## BEGIN DATA PROVIDED

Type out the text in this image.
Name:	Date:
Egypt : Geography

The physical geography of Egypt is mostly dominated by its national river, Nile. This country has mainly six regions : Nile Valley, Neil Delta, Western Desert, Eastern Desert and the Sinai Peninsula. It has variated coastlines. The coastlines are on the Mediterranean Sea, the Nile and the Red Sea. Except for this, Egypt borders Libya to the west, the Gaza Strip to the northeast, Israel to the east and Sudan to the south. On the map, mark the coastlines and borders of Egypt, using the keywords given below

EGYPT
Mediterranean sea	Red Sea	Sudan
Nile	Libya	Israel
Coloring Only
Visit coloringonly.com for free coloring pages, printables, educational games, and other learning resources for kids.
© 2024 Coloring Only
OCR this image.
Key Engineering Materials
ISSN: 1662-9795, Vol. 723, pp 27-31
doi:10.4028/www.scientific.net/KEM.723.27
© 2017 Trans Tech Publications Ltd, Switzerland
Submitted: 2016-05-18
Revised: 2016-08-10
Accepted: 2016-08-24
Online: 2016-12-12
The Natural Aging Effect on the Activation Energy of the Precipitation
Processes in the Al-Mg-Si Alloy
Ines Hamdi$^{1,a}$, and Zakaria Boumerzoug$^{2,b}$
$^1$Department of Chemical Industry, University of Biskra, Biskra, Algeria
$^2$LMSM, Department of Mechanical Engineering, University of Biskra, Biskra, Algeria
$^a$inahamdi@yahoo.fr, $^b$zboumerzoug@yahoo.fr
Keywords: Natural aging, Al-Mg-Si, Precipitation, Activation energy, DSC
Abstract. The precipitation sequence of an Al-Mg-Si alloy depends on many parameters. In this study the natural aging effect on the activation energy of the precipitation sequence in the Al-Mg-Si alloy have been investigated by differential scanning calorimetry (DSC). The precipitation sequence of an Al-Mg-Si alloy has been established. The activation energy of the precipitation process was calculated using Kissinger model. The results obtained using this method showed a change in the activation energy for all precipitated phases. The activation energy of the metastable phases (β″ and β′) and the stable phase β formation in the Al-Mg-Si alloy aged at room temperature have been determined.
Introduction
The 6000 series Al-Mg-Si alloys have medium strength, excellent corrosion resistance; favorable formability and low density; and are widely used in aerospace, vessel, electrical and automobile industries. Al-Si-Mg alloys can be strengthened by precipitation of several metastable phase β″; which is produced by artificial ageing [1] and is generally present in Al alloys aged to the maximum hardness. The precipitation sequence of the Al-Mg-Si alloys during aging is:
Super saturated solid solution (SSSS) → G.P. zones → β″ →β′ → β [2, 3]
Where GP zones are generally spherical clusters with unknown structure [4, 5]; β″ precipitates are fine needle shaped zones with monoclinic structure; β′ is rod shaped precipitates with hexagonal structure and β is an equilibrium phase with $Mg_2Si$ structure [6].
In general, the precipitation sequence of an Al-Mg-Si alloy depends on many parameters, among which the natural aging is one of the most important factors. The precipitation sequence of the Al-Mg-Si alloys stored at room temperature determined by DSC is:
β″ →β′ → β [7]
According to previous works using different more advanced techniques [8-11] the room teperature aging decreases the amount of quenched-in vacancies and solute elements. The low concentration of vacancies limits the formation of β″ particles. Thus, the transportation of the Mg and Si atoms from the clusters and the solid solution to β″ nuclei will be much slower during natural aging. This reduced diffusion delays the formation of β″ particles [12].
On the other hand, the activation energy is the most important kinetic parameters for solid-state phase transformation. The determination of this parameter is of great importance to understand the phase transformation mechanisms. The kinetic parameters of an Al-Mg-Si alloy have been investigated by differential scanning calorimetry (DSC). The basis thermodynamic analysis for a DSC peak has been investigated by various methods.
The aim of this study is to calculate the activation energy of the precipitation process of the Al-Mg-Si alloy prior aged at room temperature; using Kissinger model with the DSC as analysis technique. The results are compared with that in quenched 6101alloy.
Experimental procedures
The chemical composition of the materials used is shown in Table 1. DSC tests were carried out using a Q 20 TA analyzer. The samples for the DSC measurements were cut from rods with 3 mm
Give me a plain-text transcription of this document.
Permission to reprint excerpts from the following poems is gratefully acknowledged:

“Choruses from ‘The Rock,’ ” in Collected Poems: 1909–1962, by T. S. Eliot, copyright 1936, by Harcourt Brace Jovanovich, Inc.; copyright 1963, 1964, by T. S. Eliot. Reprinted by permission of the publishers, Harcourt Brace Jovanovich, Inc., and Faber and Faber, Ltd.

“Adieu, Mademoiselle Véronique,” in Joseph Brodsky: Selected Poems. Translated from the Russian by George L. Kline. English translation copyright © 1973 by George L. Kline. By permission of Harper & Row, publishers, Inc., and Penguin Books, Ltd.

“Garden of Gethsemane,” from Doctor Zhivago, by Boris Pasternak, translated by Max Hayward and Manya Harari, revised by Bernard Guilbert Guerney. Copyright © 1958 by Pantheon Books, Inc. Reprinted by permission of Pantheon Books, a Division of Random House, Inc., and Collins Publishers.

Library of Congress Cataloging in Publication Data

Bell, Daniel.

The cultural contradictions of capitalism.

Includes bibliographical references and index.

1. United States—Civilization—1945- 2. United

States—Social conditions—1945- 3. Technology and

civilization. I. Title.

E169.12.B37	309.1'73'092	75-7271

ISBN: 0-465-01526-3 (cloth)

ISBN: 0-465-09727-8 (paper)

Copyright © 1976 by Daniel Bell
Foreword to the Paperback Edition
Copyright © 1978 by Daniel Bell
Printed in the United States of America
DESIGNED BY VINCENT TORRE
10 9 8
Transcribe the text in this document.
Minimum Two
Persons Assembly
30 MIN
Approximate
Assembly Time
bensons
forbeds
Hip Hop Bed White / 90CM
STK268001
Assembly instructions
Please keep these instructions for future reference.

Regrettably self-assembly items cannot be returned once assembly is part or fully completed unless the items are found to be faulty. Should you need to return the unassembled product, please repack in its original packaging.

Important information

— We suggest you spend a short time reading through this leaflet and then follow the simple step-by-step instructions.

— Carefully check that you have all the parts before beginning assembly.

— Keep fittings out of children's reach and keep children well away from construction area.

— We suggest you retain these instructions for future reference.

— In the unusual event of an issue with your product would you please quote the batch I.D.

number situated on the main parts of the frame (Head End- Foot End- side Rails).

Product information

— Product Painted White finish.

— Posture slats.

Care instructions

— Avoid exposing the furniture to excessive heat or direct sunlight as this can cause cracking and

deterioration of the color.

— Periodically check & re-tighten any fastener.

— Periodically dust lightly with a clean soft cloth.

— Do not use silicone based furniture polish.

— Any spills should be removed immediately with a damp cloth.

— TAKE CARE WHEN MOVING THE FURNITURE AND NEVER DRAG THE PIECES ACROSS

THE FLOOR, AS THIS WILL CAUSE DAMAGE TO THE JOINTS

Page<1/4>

## END DATA PROVIDED

* SET EXERCISE: Take every line from the records above that has the word "Reprinted" and copy it.

* RESULT OF THIS TASK:
“Choruses from ‘The Rock,’ ” in Collected Poems: 1909–1962, by T. S. Eliot, copyright 1936, by Harcourt Brace Jovanovich, Inc.; copyright 1963, 1964, by T. S. Eliot. Reprinted by permission of the publishers, Harcourt Brace Jovanovich, Inc., and Faber and Faber, Ltd.
“Garden of Gethsemane,” from Doctor Zhivago, by Boris Pasternak, translated by Max Hayward and Manya Harari, revised by Bernard Guilbert Guerney. Copyright © 1958 by Pantheon Books, Inc. Reprinted by permission of Pantheon Books, a Division of Random House, Inc., and Collins Publishers.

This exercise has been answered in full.